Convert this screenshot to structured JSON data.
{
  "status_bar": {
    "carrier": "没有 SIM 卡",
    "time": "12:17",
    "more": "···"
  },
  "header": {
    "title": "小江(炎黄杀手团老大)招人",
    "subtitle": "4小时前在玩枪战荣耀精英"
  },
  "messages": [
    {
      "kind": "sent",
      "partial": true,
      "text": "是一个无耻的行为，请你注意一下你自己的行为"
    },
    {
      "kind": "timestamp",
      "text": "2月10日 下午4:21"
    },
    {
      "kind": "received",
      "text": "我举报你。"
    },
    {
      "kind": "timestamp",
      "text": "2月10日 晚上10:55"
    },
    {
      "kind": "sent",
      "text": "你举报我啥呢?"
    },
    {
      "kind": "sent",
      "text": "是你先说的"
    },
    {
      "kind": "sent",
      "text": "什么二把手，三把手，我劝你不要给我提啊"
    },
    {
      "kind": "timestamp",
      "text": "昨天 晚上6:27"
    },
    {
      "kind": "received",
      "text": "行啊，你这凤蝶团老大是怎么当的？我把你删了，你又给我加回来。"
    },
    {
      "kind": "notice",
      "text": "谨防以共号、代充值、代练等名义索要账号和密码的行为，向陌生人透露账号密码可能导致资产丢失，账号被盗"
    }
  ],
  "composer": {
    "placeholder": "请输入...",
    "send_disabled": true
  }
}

> _Exercise directions_: Above are the records; retype every one exactly.

> _Reply_:
Convert this screenshot to structured JSON data.
{
  "status_bar": {
    "carrier": "没有 SIM 卡",
    "time": "12:17",
    "more": "···"
  },
  "header": {
    "title": "小江(炎黄杀手团老大)招人",
    "subtitle": "4小时前在玩枪战荣耀精英"
  },
  "messages": [
    {
      "kind": "sent",
      "partial": true,
      "text": "是一个无耻的行为，请你注意一下你自己的行为"
    },
    {
      "kind": "timestamp",
      "text": "2月10日 下午4:21"
    },
    {
      "kind": "received",
      "text": "我举报你。"
    },
    {
      "kind": "timestamp",
      "text": "2月10日 晚上10:55"
    },
    {
      "kind": "sent",
      "text": "你举报我啥呢?"
    },
    {
      "kind": "sent",
      "text": "是你先说的"
    },
    {
      "kind": "sent",
      "text": "什么二把手，三把手，我劝你不要给我提啊"
    },
    {
      "kind": "timestamp",
      "text": "昨天 晚上6:27"
    },
    {
      "kind": "received",
      "text": "行啊，你这凤蝶团老大是怎么当的？我把你删了，你又给我加回来。"
    },
    {
      "kind": "notice",
      "text": "谨防以共号、代充值、代练等名义索要账号和密码的行为，向陌生人透露账号密码可能导致资产丢失，账号被盗"
    }
  ],
  "composer": {
    "placeholder": "请输入...",
    "send_disabled": true
  }
}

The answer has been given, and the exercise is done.